**EXERCISE DIRECTIONS:** Read the records and gather each line that includes "subtitle".

------------------------------------------------------------

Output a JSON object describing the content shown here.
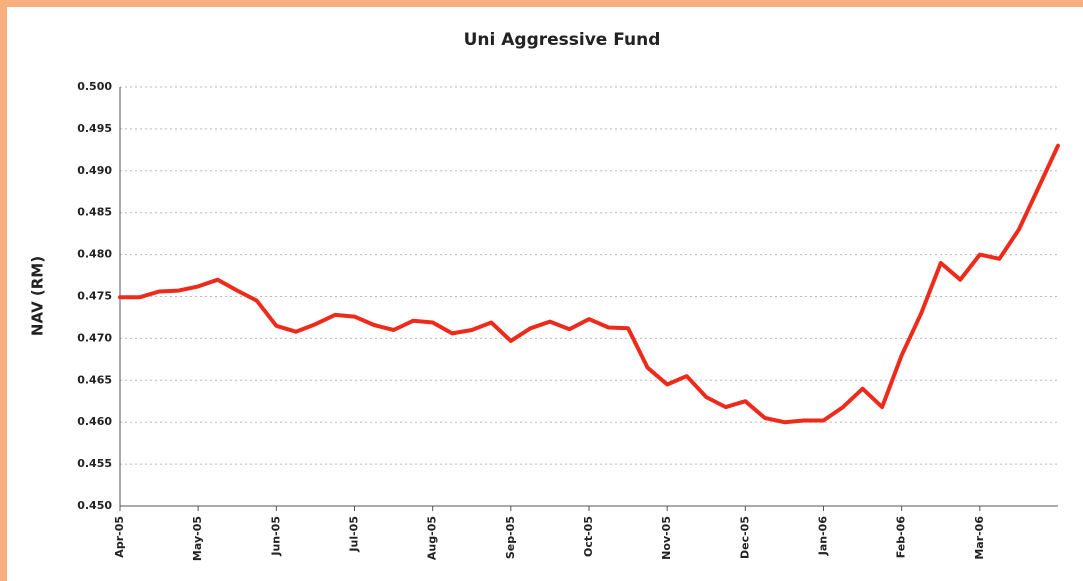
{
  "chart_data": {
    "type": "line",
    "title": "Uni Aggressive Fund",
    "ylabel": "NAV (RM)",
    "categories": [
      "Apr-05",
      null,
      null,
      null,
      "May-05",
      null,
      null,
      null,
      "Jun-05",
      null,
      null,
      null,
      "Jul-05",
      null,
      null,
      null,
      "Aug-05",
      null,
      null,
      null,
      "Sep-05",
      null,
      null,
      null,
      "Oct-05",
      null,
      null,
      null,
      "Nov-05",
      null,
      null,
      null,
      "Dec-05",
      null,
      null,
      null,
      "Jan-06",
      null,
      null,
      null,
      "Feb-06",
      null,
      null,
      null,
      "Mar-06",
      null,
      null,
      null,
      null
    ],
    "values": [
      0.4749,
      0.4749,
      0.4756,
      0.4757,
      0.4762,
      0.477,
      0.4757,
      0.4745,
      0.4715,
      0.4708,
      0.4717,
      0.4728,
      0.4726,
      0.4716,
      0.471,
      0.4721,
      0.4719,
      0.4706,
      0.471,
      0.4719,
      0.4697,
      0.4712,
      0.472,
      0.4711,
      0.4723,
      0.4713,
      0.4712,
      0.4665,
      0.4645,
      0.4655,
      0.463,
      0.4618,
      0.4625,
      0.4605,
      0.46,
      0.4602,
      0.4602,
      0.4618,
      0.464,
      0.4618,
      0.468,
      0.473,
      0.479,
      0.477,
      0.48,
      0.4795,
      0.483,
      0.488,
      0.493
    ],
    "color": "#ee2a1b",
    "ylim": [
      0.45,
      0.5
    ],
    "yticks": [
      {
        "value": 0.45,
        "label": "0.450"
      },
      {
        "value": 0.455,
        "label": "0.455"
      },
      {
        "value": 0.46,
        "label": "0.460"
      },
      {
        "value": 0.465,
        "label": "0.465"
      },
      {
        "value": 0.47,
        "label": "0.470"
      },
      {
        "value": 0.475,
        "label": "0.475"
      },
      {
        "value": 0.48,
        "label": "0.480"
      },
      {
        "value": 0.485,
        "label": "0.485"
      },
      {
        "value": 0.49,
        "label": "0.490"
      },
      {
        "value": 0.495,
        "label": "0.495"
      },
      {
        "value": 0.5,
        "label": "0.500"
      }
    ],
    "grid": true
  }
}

------------------------------------------------------------

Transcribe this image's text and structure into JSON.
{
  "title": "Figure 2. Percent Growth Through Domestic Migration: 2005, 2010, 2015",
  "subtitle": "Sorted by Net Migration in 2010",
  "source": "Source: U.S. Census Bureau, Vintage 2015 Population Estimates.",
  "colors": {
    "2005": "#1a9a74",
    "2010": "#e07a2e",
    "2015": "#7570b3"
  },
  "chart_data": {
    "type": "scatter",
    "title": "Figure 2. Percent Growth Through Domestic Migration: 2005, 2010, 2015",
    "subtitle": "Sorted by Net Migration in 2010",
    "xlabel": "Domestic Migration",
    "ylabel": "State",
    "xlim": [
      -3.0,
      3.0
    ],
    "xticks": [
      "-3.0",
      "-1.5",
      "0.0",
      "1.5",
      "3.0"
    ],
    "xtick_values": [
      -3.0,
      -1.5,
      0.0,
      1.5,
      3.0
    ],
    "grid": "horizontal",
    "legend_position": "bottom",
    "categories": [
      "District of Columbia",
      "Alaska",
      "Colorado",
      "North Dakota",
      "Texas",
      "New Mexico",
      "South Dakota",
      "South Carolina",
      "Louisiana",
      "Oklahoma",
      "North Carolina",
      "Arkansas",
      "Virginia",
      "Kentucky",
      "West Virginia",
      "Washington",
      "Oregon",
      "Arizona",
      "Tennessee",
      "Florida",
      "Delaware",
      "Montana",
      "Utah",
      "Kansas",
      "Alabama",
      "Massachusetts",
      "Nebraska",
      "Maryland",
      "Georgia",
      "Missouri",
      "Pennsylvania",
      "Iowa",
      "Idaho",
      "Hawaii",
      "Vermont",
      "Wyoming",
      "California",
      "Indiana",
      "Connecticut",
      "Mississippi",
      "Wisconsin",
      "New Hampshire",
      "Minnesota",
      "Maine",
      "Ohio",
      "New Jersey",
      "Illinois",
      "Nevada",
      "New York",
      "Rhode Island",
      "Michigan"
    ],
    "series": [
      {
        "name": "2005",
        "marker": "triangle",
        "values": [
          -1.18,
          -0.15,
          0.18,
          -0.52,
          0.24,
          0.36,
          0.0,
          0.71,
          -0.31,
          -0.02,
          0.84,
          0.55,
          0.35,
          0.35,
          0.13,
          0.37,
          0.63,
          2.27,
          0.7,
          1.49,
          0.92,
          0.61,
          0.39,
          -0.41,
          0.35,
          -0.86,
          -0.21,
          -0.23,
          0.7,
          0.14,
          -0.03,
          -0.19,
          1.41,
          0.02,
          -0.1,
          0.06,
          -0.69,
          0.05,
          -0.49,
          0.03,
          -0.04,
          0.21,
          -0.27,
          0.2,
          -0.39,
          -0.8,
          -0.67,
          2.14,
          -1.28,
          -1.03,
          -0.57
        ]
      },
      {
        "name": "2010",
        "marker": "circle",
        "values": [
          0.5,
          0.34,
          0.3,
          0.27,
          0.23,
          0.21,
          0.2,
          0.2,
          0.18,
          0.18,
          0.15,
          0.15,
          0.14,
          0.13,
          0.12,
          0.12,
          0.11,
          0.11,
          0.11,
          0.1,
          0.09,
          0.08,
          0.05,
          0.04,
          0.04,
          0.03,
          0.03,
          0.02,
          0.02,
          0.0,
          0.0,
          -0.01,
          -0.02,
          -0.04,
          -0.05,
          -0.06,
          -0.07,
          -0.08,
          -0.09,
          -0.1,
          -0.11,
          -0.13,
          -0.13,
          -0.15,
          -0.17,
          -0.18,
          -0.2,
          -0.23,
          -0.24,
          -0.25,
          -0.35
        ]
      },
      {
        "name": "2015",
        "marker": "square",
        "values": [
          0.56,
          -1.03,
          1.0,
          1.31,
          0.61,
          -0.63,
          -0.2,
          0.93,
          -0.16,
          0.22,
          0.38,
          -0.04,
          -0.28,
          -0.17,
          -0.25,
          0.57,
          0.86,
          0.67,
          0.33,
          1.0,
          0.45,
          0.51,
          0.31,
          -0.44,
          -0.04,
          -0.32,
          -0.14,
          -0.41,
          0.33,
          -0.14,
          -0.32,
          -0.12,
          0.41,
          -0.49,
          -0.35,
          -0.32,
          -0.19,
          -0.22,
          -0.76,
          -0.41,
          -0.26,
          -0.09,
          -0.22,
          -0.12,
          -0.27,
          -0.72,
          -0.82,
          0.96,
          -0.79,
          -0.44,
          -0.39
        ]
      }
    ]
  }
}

------------------------------------------------------------

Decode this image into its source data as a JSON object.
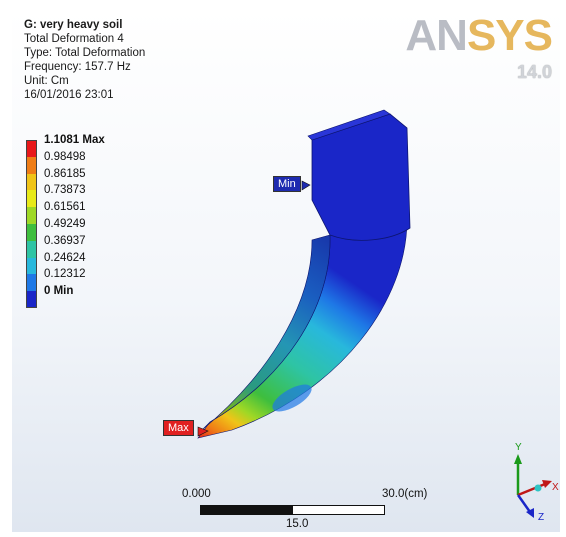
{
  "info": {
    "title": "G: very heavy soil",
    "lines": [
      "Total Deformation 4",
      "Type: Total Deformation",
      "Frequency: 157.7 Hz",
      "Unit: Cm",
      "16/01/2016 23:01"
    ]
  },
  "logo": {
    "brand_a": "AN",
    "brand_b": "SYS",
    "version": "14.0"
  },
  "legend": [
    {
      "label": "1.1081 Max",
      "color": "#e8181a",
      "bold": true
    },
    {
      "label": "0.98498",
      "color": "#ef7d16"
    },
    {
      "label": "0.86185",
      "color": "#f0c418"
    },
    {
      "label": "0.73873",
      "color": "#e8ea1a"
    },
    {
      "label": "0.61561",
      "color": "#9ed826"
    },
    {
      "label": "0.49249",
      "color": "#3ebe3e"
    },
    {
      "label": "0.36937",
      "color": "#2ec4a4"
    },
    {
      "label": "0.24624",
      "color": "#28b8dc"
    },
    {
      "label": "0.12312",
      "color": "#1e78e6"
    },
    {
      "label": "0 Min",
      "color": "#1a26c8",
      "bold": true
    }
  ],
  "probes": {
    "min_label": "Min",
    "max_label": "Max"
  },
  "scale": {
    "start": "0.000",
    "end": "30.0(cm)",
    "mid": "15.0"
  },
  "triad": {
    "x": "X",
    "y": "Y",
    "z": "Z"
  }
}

------------------------------------------------------------

**ANSWER TO THE EXERCISE:**
  "subtitle": "Sorted by Net Migration in 2010",
    "subtitle": "Sorted by Net Migration in 2010",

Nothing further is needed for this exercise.